AIM:
Check every line below for the word "subtitle" and copy the ones that have it.

LISTED ENTRIES:
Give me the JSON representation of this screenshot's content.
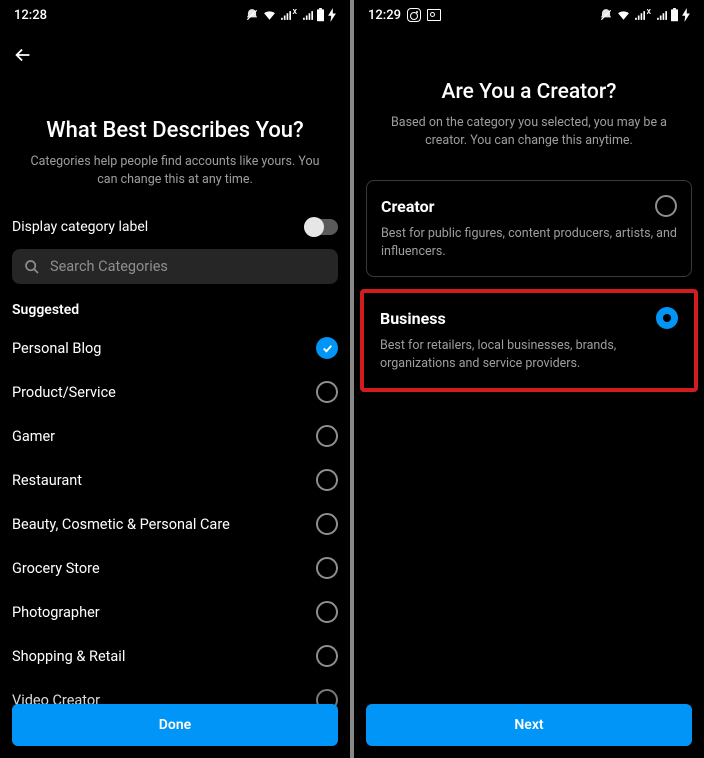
{
  "screen1": {
    "status": {
      "time": "12:28"
    },
    "title": "What Best Describes You?",
    "subtitle": "Categories help people find accounts like yours. You can change this at any time.",
    "toggle_label": "Display category label",
    "search_placeholder": "Search Categories",
    "suggested_label": "Suggested",
    "categories": [
      {
        "label": "Personal Blog",
        "selected": true
      },
      {
        "label": "Product/Service",
        "selected": false
      },
      {
        "label": "Gamer",
        "selected": false
      },
      {
        "label": "Restaurant",
        "selected": false
      },
      {
        "label": "Beauty, Cosmetic & Personal Care",
        "selected": false
      },
      {
        "label": "Grocery Store",
        "selected": false
      },
      {
        "label": "Photographer",
        "selected": false
      },
      {
        "label": "Shopping & Retail",
        "selected": false
      },
      {
        "label": "Video Creator",
        "selected": false
      }
    ],
    "done_label": "Done"
  },
  "screen2": {
    "status": {
      "time": "12:29"
    },
    "title": "Are You a Creator?",
    "subtitle": "Based on the category you selected, you may be a creator. You can change this anytime.",
    "options": {
      "creator": {
        "title": "Creator",
        "desc": "Best for public figures, content producers, artists, and influencers."
      },
      "business": {
        "title": "Business",
        "desc": "Best for retailers, local businesses, brands, organizations and service providers."
      }
    },
    "next_label": "Next"
  }
}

THE RESULT:
    "subtitle": "Categories help people find accounts like yours. You can change this at any time.",
    "subtitle": "Based on the category you selected, you may be a creator. You can change this anytime.",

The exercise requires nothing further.